**Stated exercise**
Set the listing down again in full, word for word, with the pictures left out.

**Items from a figure collection**
◆ ◆ ◆

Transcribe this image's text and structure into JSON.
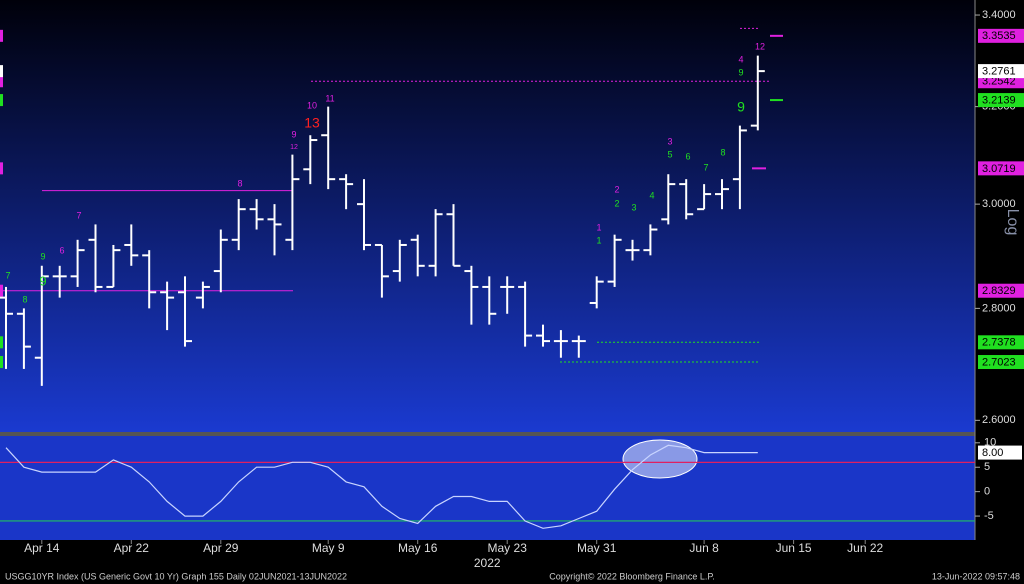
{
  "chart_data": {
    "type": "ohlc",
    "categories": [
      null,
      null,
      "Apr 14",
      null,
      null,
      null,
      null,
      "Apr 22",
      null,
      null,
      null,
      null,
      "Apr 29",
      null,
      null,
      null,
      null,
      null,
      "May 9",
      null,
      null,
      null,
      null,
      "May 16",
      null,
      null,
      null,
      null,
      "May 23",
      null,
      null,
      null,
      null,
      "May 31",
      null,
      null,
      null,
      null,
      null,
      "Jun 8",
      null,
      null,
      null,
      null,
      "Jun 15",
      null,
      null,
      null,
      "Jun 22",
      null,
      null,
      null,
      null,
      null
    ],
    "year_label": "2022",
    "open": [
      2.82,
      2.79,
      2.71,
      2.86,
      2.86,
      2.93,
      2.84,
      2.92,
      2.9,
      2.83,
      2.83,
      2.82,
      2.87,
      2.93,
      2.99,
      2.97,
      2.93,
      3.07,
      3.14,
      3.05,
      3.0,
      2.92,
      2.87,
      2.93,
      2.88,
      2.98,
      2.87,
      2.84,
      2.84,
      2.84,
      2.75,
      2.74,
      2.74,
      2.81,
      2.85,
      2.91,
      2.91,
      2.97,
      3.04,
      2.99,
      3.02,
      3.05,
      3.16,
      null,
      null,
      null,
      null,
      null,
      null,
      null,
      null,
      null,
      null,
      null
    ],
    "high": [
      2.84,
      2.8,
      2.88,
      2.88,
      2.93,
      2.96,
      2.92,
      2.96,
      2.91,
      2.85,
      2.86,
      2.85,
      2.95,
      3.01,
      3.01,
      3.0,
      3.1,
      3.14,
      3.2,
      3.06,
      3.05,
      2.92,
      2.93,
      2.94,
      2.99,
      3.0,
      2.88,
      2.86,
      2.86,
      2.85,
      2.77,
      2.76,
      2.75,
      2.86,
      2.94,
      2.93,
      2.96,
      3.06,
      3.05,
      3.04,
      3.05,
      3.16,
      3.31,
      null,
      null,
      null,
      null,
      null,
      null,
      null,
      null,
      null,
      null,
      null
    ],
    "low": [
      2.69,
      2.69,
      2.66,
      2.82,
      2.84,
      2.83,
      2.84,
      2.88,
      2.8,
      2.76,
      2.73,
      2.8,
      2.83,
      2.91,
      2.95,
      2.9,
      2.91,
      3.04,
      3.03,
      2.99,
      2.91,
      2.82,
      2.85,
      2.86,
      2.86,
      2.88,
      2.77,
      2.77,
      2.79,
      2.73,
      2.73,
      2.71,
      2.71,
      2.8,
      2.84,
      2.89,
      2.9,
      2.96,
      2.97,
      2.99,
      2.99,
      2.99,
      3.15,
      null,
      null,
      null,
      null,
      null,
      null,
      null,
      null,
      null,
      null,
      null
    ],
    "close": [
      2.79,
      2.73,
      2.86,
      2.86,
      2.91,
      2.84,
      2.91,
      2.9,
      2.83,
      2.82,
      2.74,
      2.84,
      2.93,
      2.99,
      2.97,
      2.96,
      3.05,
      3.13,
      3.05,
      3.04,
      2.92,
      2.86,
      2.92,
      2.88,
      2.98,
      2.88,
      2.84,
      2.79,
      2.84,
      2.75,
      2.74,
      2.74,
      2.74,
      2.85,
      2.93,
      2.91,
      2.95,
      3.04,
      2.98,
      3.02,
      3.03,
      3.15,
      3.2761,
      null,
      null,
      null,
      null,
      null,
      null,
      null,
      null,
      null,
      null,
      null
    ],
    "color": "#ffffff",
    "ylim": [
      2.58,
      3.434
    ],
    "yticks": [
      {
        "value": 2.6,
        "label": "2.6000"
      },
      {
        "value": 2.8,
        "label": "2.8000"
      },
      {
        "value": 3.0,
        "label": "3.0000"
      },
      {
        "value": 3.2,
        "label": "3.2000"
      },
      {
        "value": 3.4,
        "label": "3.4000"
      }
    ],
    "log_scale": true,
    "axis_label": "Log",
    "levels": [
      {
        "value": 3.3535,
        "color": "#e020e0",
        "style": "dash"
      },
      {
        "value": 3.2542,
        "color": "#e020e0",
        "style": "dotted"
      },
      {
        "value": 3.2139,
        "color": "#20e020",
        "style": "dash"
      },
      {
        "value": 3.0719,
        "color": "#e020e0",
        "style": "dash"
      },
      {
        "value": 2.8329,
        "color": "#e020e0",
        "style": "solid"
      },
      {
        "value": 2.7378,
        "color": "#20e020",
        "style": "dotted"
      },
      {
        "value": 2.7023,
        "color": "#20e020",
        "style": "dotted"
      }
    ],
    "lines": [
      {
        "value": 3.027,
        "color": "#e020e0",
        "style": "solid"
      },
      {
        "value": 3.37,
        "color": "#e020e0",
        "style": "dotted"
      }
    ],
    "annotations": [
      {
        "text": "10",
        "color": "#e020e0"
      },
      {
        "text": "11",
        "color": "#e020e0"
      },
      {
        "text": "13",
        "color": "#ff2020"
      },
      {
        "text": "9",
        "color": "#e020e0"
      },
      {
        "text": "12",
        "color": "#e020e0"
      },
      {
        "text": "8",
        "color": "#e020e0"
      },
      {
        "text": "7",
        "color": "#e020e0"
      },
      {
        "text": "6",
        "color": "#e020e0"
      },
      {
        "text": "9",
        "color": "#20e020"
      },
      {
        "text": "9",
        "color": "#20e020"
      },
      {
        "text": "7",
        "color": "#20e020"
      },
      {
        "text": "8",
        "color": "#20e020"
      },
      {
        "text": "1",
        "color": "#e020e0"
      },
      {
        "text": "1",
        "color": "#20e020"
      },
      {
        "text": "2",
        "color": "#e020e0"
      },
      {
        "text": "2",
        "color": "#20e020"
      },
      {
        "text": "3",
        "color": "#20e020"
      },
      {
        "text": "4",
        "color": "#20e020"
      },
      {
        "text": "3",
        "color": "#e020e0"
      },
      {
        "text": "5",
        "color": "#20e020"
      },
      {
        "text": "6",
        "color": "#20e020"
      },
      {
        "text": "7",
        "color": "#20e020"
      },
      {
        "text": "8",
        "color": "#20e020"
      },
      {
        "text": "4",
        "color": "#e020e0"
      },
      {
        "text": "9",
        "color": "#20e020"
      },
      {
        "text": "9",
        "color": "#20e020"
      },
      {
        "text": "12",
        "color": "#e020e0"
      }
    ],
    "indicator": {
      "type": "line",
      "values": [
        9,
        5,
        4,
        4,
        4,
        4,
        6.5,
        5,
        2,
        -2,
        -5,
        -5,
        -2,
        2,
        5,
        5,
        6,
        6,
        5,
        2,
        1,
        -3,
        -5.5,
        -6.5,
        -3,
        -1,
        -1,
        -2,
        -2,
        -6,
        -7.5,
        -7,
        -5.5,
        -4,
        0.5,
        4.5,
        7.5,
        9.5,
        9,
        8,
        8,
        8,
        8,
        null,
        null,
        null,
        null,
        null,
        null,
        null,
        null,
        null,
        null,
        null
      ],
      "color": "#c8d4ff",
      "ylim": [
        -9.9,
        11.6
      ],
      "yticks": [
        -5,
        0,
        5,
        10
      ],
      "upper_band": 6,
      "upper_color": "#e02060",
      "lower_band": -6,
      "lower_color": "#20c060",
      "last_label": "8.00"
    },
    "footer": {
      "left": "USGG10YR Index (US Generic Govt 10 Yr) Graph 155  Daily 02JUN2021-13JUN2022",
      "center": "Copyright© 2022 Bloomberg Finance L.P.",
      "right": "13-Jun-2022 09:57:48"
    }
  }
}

◆ ◆ ◆

**Solution to the problem**
Transcribe this image's text and structure into JSON.
{
  "chart_data": {
    "type": "ohlc",
    "categories": [
      null,
      null,
      "Apr 14",
      null,
      null,
      null,
      null,
      "Apr 22",
      null,
      null,
      null,
      null,
      "Apr 29",
      null,
      null,
      null,
      null,
      null,
      "May 9",
      null,
      null,
      null,
      null,
      "May 16",
      null,
      null,
      null,
      null,
      "May 23",
      null,
      null,
      null,
      null,
      "May 31",
      null,
      null,
      null,
      null,
      null,
      "Jun 8",
      null,
      null,
      null,
      null,
      "Jun 15",
      null,
      null,
      null,
      "Jun 22",
      null,
      null,
      null,
      null,
      null
    ],
    "year_label": "2022",
    "open": [
      2.82,
      2.79,
      2.71,
      2.86,
      2.86,
      2.93,
      2.84,
      2.92,
      2.9,
      2.83,
      2.83,
      2.82,
      2.87,
      2.93,
      2.99,
      2.97,
      2.93,
      3.07,
      3.14,
      3.05,
      3.0,
      2.92,
      2.87,
      2.93,
      2.88,
      2.98,
      2.87,
      2.84,
      2.84,
      2.84,
      2.75,
      2.74,
      2.74,
      2.81,
      2.85,
      2.91,
      2.91,
      2.97,
      3.04,
      2.99,
      3.02,
      3.05,
      3.16,
      null,
      null,
      null,
      null,
      null,
      null,
      null,
      null,
      null,
      null,
      null
    ],
    "high": [
      2.84,
      2.8,
      2.88,
      2.88,
      2.93,
      2.96,
      2.92,
      2.96,
      2.91,
      2.85,
      2.86,
      2.85,
      2.95,
      3.01,
      3.01,
      3.0,
      3.1,
      3.14,
      3.2,
      3.06,
      3.05,
      2.92,
      2.93,
      2.94,
      2.99,
      3.0,
      2.88,
      2.86,
      2.86,
      2.85,
      2.77,
      2.76,
      2.75,
      2.86,
      2.94,
      2.93,
      2.96,
      3.06,
      3.05,
      3.04,
      3.05,
      3.16,
      3.31,
      null,
      null,
      null,
      null,
      null,
      null,
      null,
      null,
      null,
      null,
      null
    ],
    "low": [
      2.69,
      2.69,
      2.66,
      2.82,
      2.84,
      2.83,
      2.84,
      2.88,
      2.8,
      2.76,
      2.73,
      2.8,
      2.83,
      2.91,
      2.95,
      2.9,
      2.91,
      3.04,
      3.03,
      2.99,
      2.91,
      2.82,
      2.85,
      2.86,
      2.86,
      2.88,
      2.77,
      2.77,
      2.79,
      2.73,
      2.73,
      2.71,
      2.71,
      2.8,
      2.84,
      2.89,
      2.9,
      2.96,
      2.97,
      2.99,
      2.99,
      2.99,
      3.15,
      null,
      null,
      null,
      null,
      null,
      null,
      null,
      null,
      null,
      null,
      null
    ],
    "close": [
      2.79,
      2.73,
      2.86,
      2.86,
      2.91,
      2.84,
      2.91,
      2.9,
      2.83,
      2.82,
      2.74,
      2.84,
      2.93,
      2.99,
      2.97,
      2.96,
      3.05,
      3.13,
      3.05,
      3.04,
      2.92,
      2.86,
      2.92,
      2.88,
      2.98,
      2.88,
      2.84,
      2.79,
      2.84,
      2.75,
      2.74,
      2.74,
      2.74,
      2.85,
      2.93,
      2.91,
      2.95,
      3.04,
      2.98,
      3.02,
      3.03,
      3.15,
      3.2761,
      null,
      null,
      null,
      null,
      null,
      null,
      null,
      null,
      null,
      null,
      null
    ],
    "color": "#ffffff",
    "ylim": [
      2.58,
      3.434
    ],
    "yticks": [
      {
        "value": 2.6,
        "label": "2.6000"
      },
      {
        "value": 2.8,
        "label": "2.8000"
      },
      {
        "value": 3.0,
        "label": "3.0000"
      },
      {
        "value": 3.2,
        "label": "3.2000"
      },
      {
        "value": 3.4,
        "label": "3.4000"
      }
    ],
    "log_scale": true,
    "axis_label": "Log",
    "levels": [
      {
        "value": 3.3535,
        "color": "#e020e0",
        "style": "dash"
      },
      {
        "value": 3.2542,
        "color": "#e020e0",
        "style": "dotted"
      },
      {
        "value": 3.2139,
        "color": "#20e020",
        "style": "dash"
      },
      {
        "value": 3.0719,
        "color": "#e020e0",
        "style": "dash"
      },
      {
        "value": 2.8329,
        "color": "#e020e0",
        "style": "solid"
      },
      {
        "value": 2.7378,
        "color": "#20e020",
        "style": "dotted"
      },
      {
        "value": 2.7023,
        "color": "#20e020",
        "style": "dotted"
      }
    ],
    "lines": [
      {
        "value": 3.027,
        "color": "#e020e0",
        "style": "solid"
      },
      {
        "value": 3.37,
        "color": "#e020e0",
        "style": "dotted"
      }
    ],
    "annotations": [
      {
        "text": "10",
        "color": "#e020e0"
      },
      {
        "text": "11",
        "color": "#e020e0"
      },
      {
        "text": "13",
        "color": "#ff2020"
      },
      {
        "text": "9",
        "color": "#e020e0"
      },
      {
        "text": "12",
        "color": "#e020e0"
      },
      {
        "text": "8",
        "color": "#e020e0"
      },
      {
        "text": "7",
        "color": "#e020e0"
      },
      {
        "text": "6",
        "color": "#e020e0"
      },
      {
        "text": "9",
        "color": "#20e020"
      },
      {
        "text": "9",
        "color": "#20e020"
      },
      {
        "text": "7",
        "color": "#20e020"
      },
      {
        "text": "8",
        "color": "#20e020"
      },
      {
        "text": "1",
        "color": "#e020e0"
      },
      {
        "text": "1",
        "color": "#20e020"
      },
      {
        "text": "2",
        "color": "#e020e0"
      },
      {
        "text": "2",
        "color": "#20e020"
      },
      {
        "text": "3",
        "color": "#20e020"
      },
      {
        "text": "4",
        "color": "#20e020"
      },
      {
        "text": "3",
        "color": "#e020e0"
      },
      {
        "text": "5",
        "color": "#20e020"
      },
      {
        "text": "6",
        "color": "#20e020"
      },
      {
        "text": "7",
        "color": "#20e020"
      },
      {
        "text": "8",
        "color": "#20e020"
      },
      {
        "text": "4",
        "color": "#e020e0"
      },
      {
        "text": "9",
        "color": "#20e020"
      },
      {
        "text": "9",
        "color": "#20e020"
      },
      {
        "text": "12",
        "color": "#e020e0"
      }
    ],
    "indicator": {
      "type": "line",
      "values": [
        9,
        5,
        4,
        4,
        4,
        4,
        6.5,
        5,
        2,
        -2,
        -5,
        -5,
        -2,
        2,
        5,
        5,
        6,
        6,
        5,
        2,
        1,
        -3,
        -5.5,
        -6.5,
        -3,
        -1,
        -1,
        -2,
        -2,
        -6,
        -7.5,
        -7,
        -5.5,
        -4,
        0.5,
        4.5,
        7.5,
        9.5,
        9,
        8,
        8,
        8,
        8,
        null,
        null,
        null,
        null,
        null,
        null,
        null,
        null,
        null,
        null,
        null
      ],
      "color": "#c8d4ff",
      "ylim": [
        -9.9,
        11.6
      ],
      "yticks": [
        -5,
        0,
        5,
        10
      ],
      "upper_band": 6,
      "upper_color": "#e02060",
      "lower_band": -6,
      "lower_color": "#20c060",
      "last_label": "8.00"
    },
    "footer": {
      "left": "USGG10YR Index (US Generic Govt 10 Yr) Graph 155  Daily 02JUN2021-13JUN2022",
      "center": "Copyright© 2022 Bloomberg Finance L.P.",
      "right": "13-Jun-2022 09:57:48"
    }
  }
}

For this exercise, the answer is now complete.